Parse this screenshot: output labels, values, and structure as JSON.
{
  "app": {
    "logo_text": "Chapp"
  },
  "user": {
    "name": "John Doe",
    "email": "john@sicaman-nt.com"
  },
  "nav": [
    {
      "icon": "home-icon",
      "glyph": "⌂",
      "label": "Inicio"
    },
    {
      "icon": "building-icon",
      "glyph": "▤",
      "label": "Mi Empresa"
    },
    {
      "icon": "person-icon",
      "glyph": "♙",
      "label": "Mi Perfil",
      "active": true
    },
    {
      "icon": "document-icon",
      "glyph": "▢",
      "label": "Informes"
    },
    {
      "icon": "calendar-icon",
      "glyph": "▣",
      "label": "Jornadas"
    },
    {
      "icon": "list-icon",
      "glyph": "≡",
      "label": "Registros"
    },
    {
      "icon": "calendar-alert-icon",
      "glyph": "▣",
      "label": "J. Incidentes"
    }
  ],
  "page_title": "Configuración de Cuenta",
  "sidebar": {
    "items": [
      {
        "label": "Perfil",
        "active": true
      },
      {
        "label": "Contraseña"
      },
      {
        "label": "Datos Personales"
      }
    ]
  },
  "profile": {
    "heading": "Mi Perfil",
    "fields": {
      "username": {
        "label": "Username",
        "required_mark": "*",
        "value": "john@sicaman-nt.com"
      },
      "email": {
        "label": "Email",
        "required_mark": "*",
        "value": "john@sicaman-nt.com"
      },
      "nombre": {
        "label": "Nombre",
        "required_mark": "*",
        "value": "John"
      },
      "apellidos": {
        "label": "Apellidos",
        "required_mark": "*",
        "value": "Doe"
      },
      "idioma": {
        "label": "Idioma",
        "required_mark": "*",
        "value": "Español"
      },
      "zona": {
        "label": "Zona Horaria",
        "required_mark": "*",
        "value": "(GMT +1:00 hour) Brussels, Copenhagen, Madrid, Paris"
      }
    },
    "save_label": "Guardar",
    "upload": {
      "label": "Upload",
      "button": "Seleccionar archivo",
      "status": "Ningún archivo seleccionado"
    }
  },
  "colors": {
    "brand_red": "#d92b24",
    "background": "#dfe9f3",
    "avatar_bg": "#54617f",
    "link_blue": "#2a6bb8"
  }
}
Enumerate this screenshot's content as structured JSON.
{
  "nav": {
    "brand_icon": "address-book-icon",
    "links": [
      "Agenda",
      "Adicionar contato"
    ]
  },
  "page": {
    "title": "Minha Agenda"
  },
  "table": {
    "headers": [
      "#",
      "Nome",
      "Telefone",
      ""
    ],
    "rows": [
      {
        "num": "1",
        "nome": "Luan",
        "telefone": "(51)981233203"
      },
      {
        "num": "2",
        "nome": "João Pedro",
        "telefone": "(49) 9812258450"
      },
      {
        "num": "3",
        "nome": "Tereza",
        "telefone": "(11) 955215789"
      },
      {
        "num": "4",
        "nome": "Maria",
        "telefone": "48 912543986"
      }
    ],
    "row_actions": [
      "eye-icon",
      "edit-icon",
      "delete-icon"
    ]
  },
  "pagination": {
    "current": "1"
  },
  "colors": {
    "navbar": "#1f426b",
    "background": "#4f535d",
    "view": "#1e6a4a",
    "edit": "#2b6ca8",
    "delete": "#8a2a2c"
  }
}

==

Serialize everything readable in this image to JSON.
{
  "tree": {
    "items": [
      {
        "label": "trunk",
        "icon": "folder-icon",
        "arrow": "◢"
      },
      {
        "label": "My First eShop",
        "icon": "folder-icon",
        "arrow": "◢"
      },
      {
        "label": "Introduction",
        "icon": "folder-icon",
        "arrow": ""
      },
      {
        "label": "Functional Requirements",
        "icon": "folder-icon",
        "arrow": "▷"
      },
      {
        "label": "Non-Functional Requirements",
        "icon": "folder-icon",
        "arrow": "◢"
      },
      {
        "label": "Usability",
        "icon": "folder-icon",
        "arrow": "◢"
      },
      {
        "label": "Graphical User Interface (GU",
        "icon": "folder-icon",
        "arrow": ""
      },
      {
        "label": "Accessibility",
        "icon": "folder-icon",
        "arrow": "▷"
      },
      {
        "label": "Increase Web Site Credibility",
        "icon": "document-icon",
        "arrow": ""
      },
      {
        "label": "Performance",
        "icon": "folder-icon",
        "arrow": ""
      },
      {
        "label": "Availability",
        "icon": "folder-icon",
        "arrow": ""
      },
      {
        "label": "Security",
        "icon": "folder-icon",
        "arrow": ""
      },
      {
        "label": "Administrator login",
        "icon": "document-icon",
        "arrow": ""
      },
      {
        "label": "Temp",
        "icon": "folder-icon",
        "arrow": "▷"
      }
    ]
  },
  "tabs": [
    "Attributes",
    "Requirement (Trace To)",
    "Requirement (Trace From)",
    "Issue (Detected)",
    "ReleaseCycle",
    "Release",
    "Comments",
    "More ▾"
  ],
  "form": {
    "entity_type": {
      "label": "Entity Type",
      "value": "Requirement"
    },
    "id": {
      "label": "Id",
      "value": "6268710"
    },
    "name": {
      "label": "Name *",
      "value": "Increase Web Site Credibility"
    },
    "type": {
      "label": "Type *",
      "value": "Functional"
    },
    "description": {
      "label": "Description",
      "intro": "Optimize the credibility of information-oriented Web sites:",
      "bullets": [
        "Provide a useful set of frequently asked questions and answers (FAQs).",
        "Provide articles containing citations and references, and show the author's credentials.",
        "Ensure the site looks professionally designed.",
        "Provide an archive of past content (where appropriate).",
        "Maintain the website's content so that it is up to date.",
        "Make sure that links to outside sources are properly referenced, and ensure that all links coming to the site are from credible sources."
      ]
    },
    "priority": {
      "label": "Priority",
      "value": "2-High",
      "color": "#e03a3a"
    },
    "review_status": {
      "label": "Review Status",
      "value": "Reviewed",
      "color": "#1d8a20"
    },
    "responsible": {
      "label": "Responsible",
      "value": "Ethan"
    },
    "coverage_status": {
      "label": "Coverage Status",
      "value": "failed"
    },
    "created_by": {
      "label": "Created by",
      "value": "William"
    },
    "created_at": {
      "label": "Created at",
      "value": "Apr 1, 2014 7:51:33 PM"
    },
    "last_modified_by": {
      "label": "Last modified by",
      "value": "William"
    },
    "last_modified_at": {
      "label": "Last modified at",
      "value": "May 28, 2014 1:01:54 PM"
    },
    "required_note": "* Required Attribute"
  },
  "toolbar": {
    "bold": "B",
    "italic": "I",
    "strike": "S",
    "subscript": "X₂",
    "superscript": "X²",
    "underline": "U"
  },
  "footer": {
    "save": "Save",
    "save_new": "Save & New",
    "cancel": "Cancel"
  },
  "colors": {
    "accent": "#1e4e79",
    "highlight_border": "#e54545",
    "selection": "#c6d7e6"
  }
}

The request =
Pull out all lines from the entries above in which the word "Requirements" appears.

Output of the task =
        "label": "Functional Requirements",
        "label": "Non-Functional Requirements",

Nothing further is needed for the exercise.